# Work instructions
Report every line in the listing below where the string "Compensation" shows up.

# Recorded information
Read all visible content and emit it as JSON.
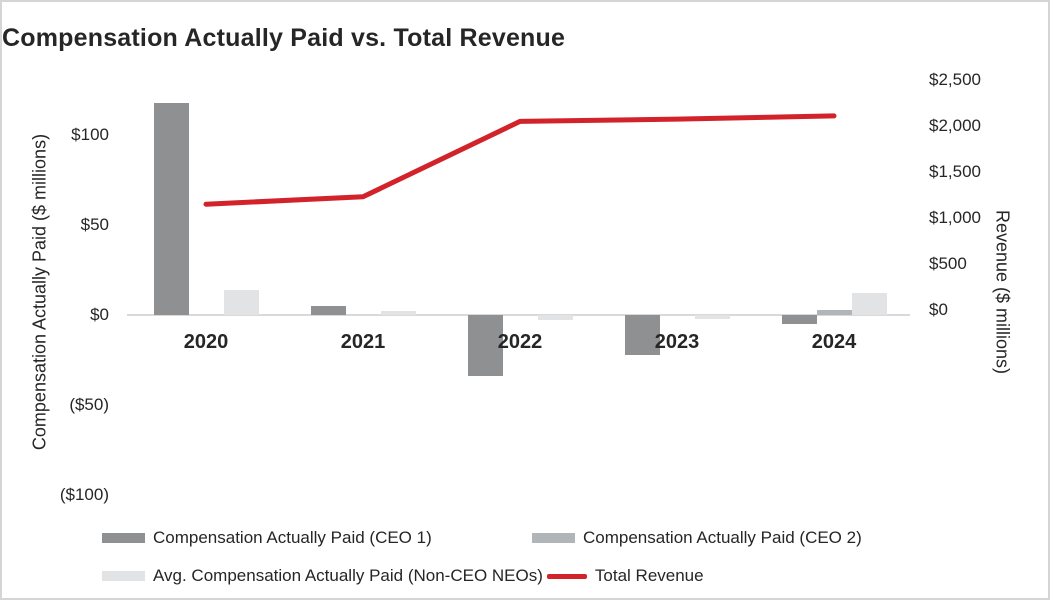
{
  "title": "Compensation Actually Paid vs. Total Revenue",
  "chart_data": {
    "type": "bar",
    "subtype": "combo-bar-line-dual-axis",
    "categories": [
      "2020",
      "2021",
      "2022",
      "2023",
      "2024"
    ],
    "series": [
      {
        "name": "Compensation Actually Paid (CEO 1)",
        "render": "bar",
        "axis": "left",
        "color": "#8e9092",
        "values": [
          118,
          5,
          -34,
          -22,
          -5
        ]
      },
      {
        "name": "Compensation Actually Paid (CEO 2)",
        "render": "bar",
        "axis": "left",
        "color": "#b2b5b7",
        "values": [
          0,
          0,
          0,
          0,
          3
        ]
      },
      {
        "name": "Avg. Compensation Actually Paid (Non-CEO NEOs)",
        "render": "bar",
        "axis": "left",
        "color": "#e2e3e4",
        "values": [
          14,
          2,
          -3,
          -2,
          12
        ]
      },
      {
        "name": "Total Revenue",
        "render": "line",
        "axis": "right",
        "color": "#d2232a",
        "values": [
          1150,
          1230,
          2050,
          2075,
          2110
        ]
      }
    ],
    "left_axis": {
      "label": "Compensation Actually Paid ($ millions)",
      "tick_labels": [
        "$100",
        "$50",
        "$0",
        "($50)",
        "($100)"
      ],
      "tick_values": [
        100,
        50,
        0,
        -50,
        -100
      ],
      "range": [
        -150,
        150
      ]
    },
    "right_axis": {
      "label": "Revenue ($ millions)",
      "tick_labels": [
        "$2,500",
        "$2,000",
        "$1,500",
        "$1,000",
        "$500",
        "$0"
      ],
      "tick_values": [
        2500,
        2000,
        1500,
        1000,
        500,
        0
      ],
      "range": [
        0,
        2750
      ]
    },
    "grid": false,
    "legend_position": "bottom",
    "background_color": "#ffffff",
    "baseline_color": "#d9d9d9",
    "border_color": "#d5d5d5"
  }
}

# Solution to the problem
  "title": "Compensation Actually Paid vs. Total Revenue",
        "name": "Compensation Actually Paid (CEO 1)",
        "name": "Compensation Actually Paid (CEO 2)",
        "name": "Avg. Compensation Actually Paid (Non-CEO NEOs)",
      "label": "Compensation Actually Paid ($ millions)",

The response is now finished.